**Exercise data:**
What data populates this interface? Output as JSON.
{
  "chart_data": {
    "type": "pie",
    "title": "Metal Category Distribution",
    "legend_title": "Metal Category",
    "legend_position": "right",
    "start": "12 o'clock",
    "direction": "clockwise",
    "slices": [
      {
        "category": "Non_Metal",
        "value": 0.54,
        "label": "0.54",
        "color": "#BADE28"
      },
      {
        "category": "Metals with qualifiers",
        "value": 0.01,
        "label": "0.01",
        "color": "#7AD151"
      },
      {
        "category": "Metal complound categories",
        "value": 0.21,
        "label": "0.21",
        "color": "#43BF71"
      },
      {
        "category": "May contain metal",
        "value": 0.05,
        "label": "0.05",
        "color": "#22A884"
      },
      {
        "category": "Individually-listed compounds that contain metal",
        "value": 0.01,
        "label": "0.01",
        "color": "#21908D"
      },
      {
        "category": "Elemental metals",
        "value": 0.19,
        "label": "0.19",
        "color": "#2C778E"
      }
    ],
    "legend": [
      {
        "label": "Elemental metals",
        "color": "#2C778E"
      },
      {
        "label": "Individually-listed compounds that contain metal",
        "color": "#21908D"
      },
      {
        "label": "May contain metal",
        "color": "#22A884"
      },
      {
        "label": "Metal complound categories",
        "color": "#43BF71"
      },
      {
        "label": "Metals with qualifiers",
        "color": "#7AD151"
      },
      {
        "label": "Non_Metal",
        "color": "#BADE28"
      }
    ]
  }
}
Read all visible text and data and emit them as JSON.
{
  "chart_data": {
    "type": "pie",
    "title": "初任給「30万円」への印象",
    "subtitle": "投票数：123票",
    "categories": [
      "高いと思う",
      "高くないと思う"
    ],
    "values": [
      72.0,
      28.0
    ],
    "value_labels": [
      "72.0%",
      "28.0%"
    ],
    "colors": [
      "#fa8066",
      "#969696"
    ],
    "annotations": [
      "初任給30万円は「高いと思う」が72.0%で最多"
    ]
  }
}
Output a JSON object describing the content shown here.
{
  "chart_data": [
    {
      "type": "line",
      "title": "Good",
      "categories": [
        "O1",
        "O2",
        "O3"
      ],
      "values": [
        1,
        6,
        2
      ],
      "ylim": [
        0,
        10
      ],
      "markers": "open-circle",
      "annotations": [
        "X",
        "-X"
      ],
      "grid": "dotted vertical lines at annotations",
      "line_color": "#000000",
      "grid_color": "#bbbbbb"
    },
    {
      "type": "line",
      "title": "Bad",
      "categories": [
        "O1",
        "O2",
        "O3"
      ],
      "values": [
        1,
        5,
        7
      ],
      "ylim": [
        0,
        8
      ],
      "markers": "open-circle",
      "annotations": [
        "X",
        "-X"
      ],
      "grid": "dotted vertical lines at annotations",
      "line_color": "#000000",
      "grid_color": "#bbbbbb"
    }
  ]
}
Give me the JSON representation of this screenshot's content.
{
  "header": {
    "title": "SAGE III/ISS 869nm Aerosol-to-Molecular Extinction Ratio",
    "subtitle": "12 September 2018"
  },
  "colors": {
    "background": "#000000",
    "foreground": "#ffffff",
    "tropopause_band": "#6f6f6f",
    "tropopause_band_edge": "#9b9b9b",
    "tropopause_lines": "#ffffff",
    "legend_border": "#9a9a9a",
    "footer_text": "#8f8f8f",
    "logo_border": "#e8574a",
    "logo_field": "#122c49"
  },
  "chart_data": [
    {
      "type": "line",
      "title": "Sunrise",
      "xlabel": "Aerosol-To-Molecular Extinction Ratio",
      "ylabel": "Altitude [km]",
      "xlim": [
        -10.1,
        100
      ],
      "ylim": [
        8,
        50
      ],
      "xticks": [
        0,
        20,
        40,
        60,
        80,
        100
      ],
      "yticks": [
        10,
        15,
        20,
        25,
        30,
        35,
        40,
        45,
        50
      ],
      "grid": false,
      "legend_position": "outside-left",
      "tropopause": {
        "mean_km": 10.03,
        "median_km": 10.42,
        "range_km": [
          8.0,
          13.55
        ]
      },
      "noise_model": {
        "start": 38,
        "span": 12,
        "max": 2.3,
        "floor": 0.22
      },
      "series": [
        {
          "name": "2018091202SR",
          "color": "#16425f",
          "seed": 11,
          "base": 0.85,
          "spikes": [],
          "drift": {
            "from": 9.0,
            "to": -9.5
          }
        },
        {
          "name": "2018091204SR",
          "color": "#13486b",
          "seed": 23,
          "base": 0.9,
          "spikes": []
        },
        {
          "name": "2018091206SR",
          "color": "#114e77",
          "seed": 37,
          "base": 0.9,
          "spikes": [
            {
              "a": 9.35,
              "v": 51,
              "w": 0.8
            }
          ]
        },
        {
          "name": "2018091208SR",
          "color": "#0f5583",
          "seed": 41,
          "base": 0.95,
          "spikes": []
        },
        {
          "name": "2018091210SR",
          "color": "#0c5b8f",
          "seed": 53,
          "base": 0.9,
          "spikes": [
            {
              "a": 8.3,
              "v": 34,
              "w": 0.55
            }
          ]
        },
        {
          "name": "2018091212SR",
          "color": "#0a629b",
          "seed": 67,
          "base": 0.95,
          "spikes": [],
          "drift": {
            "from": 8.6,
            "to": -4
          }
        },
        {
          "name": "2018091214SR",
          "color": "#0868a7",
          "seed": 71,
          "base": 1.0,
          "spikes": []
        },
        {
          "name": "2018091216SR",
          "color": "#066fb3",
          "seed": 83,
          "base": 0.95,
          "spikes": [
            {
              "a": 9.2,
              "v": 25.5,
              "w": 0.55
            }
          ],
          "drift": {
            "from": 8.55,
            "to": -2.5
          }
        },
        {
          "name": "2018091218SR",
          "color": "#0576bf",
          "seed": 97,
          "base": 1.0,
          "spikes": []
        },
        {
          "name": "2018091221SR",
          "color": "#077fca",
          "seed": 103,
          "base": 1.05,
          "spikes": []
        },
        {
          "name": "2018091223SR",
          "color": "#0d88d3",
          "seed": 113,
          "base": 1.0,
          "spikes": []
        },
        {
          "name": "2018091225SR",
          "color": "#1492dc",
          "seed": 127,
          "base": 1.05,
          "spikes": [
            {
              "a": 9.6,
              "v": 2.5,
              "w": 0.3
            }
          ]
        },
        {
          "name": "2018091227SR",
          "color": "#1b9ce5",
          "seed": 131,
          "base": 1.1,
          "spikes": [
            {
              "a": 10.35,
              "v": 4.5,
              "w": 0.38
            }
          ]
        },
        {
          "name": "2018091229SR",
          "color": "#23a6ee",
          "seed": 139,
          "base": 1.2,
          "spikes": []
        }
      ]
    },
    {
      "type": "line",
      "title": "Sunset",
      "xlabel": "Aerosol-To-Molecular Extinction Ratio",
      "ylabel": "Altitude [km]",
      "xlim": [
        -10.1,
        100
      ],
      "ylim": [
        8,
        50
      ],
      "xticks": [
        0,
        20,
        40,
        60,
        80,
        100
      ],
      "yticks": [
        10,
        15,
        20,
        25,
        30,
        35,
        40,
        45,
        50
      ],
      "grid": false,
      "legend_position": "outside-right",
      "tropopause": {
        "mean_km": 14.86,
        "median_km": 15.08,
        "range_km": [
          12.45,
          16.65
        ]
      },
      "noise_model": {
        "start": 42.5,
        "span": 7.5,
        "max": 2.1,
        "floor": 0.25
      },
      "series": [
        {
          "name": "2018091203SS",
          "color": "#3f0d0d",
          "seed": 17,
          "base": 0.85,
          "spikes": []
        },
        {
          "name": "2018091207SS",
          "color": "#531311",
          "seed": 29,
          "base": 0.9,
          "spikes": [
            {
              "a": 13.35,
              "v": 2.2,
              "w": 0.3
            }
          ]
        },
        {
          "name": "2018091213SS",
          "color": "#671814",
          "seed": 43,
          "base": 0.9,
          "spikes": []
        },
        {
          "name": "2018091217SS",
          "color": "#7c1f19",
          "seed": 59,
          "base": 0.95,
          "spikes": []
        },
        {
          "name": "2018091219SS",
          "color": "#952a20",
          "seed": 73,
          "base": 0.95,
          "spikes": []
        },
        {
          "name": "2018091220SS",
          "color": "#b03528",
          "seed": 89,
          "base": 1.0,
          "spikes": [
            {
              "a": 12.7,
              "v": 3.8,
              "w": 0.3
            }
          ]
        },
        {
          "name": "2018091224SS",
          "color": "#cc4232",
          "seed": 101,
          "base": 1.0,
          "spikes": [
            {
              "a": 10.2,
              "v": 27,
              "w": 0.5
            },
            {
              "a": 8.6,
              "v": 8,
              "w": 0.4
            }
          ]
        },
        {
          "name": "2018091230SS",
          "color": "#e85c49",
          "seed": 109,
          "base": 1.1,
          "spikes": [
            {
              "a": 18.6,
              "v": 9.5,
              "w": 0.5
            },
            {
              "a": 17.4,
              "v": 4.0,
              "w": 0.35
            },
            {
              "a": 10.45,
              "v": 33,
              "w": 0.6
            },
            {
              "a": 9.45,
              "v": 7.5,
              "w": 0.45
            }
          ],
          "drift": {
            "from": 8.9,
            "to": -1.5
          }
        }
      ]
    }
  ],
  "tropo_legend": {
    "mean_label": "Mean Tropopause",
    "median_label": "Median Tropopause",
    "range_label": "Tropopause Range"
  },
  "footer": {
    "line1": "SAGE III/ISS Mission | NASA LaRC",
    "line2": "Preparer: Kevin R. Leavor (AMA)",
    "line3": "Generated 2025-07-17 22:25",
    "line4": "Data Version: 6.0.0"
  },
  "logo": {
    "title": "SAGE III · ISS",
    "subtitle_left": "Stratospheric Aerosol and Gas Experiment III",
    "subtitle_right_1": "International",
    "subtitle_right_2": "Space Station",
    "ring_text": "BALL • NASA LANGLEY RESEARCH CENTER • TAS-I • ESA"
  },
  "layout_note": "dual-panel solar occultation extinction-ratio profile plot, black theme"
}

**Exercise objective:** Count every line in the data where the string "listed" occurs. Give nothing except the number.

**Worked answer:** 2